● SUPPLIED DATA:
>>>
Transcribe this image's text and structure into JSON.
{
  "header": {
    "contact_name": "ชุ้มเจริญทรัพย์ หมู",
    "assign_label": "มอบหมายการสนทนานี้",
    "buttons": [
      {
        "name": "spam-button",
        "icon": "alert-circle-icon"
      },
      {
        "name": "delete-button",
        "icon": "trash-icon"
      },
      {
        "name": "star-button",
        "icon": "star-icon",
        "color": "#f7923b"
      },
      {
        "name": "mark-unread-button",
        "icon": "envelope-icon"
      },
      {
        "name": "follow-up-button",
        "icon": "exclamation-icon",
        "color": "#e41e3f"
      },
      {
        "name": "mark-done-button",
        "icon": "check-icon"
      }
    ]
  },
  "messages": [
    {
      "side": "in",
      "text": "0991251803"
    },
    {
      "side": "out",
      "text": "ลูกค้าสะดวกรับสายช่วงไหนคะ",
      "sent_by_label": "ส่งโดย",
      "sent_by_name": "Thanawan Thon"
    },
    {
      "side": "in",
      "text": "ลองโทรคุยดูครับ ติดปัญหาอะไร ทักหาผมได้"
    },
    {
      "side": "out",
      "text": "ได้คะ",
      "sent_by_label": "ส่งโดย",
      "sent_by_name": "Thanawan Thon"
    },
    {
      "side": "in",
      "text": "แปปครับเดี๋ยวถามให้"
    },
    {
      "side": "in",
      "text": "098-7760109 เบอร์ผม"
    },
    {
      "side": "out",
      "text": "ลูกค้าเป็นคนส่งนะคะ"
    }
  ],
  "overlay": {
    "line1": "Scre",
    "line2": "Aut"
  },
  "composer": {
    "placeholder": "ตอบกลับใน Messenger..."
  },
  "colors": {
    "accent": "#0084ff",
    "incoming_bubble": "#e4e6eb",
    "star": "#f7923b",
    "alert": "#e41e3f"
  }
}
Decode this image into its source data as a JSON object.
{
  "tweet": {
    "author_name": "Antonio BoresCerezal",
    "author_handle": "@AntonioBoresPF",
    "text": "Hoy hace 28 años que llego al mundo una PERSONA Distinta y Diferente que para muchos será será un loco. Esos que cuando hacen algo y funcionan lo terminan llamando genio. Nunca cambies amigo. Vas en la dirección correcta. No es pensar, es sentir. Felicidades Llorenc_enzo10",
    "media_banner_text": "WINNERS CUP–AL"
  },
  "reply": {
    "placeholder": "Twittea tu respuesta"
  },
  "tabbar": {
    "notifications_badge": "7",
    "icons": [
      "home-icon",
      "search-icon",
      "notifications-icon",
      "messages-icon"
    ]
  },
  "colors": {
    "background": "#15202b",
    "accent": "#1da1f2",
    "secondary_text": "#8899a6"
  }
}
<<<
● THE EXERCISE:
Identify each line containing the string "alert" and copy it out.

● ANSWER FOR THE TASK:
        "icon": "alert-circle-icon"
    "alert": "#e41e3f"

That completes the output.